Give the data below again exactly as written, without its pictures.

**The input**
-.-.-

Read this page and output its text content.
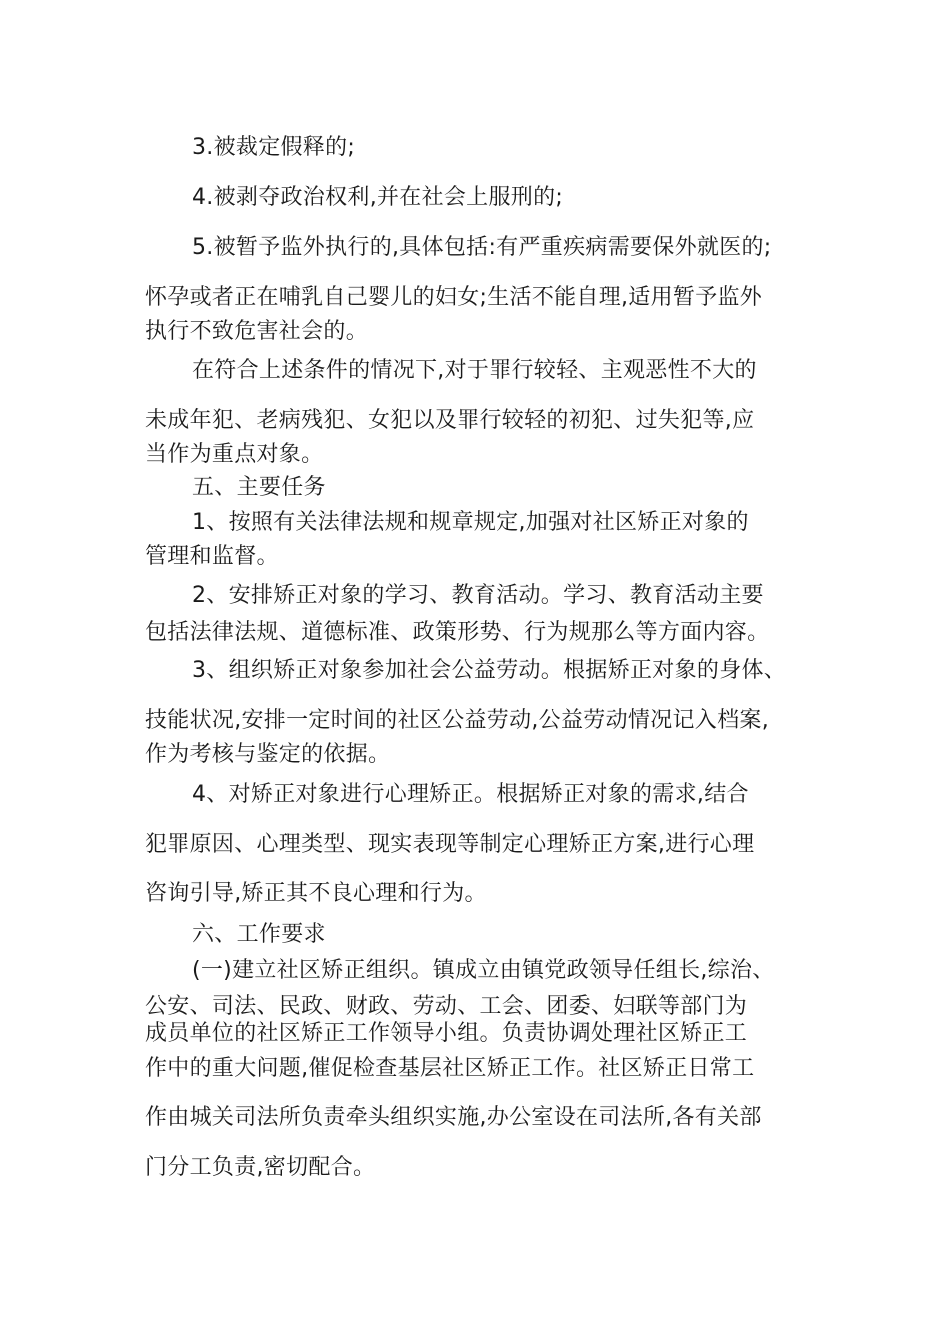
3.被裁定假释的;

4.被剥夺政治权利,并在社会上服刑的;

5.被暂予监外执行的,具体包括:有严重疾病需要保外就医的;

怀孕或者正在哺乳自己婴儿的妇女;生活不能自理,适用暂予监外

执行不致危害社会的。

在符合上述条件的情况下,对于罪行较轻、主观恶性不大的

未成年犯、老病残犯、女犯以及罪行较轻的初犯、过失犯等,应

当作为重点对象。

五、主要任务

1、按照有关法律法规和规章规定,加强对社区矫正对象的

管理和监督。

2、安排矫正对象的学习、教育活动。学习、教育活动主要

包括法律法规、道德标准、政策形势、行为规那么等方面内容。

3、组织矫正对象参加社会公益劳动。根据矫正对象的身体、

技能状况,安排一定时间的社区公益劳动,公益劳动情况记入档案,

作为考核与鉴定的依据。

4、对矫正对象进行心理矫正。根据矫正对象的需求,结合

犯罪原因、心理类型、现实表现等制定心理矫正方案,进行心理

咨询引导,矫正其不良心理和行为。

六、工作要求

(一)建立社区矫正组织。镇成立由镇党政领导任组长,综治、

公安、司法、民政、财政、劳动、工会、团委、妇联等部门为

成员单位的社区矫正工作领导小组。负责协调处理社区矫正工

作中的重大问题,催促检查基层社区矫正工作。社区矫正日常工

作由城关司法所负责牵头组织实施,办公室设在司法所,各有关部

门分工负责,密切配合。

-.-.-

**Solution below**
Read this page and output its text content.
3.被裁定假释的;

4.被剥夺政治权利,并在社会上服刑的;

5.被暂予监外执行的,具体包括:有严重疾病需要保外就医的;

怀孕或者正在哺乳自己婴儿的妇女;生活不能自理,适用暂予监外

执行不致危害社会的。

在符合上述条件的情况下,对于罪行较轻、主观恶性不大的

未成年犯、老病残犯、女犯以及罪行较轻的初犯、过失犯等,应

当作为重点对象。

五、主要任务

1、按照有关法律法规和规章规定,加强对社区矫正对象的

管理和监督。

2、安排矫正对象的学习、教育活动。学习、教育活动主要

包括法律法规、道德标准、政策形势、行为规那么等方面内容。

3、组织矫正对象参加社会公益劳动。根据矫正对象的身体、

技能状况,安排一定时间的社区公益劳动,公益劳动情况记入档案,

作为考核与鉴定的依据。

4、对矫正对象进行心理矫正。根据矫正对象的需求,结合

犯罪原因、心理类型、现实表现等制定心理矫正方案,进行心理

咨询引导,矫正其不良心理和行为。

六、工作要求

(一)建立社区矫正组织。镇成立由镇党政领导任组长,综治、

公安、司法、民政、财政、劳动、工会、团委、妇联等部门为

成员单位的社区矫正工作领导小组。负责协调处理社区矫正工

作中的重大问题,催促检查基层社区矫正工作。社区矫正日常工

作由城关司法所负责牵头组织实施,办公室设在司法所,各有关部

门分工负责,密切配合。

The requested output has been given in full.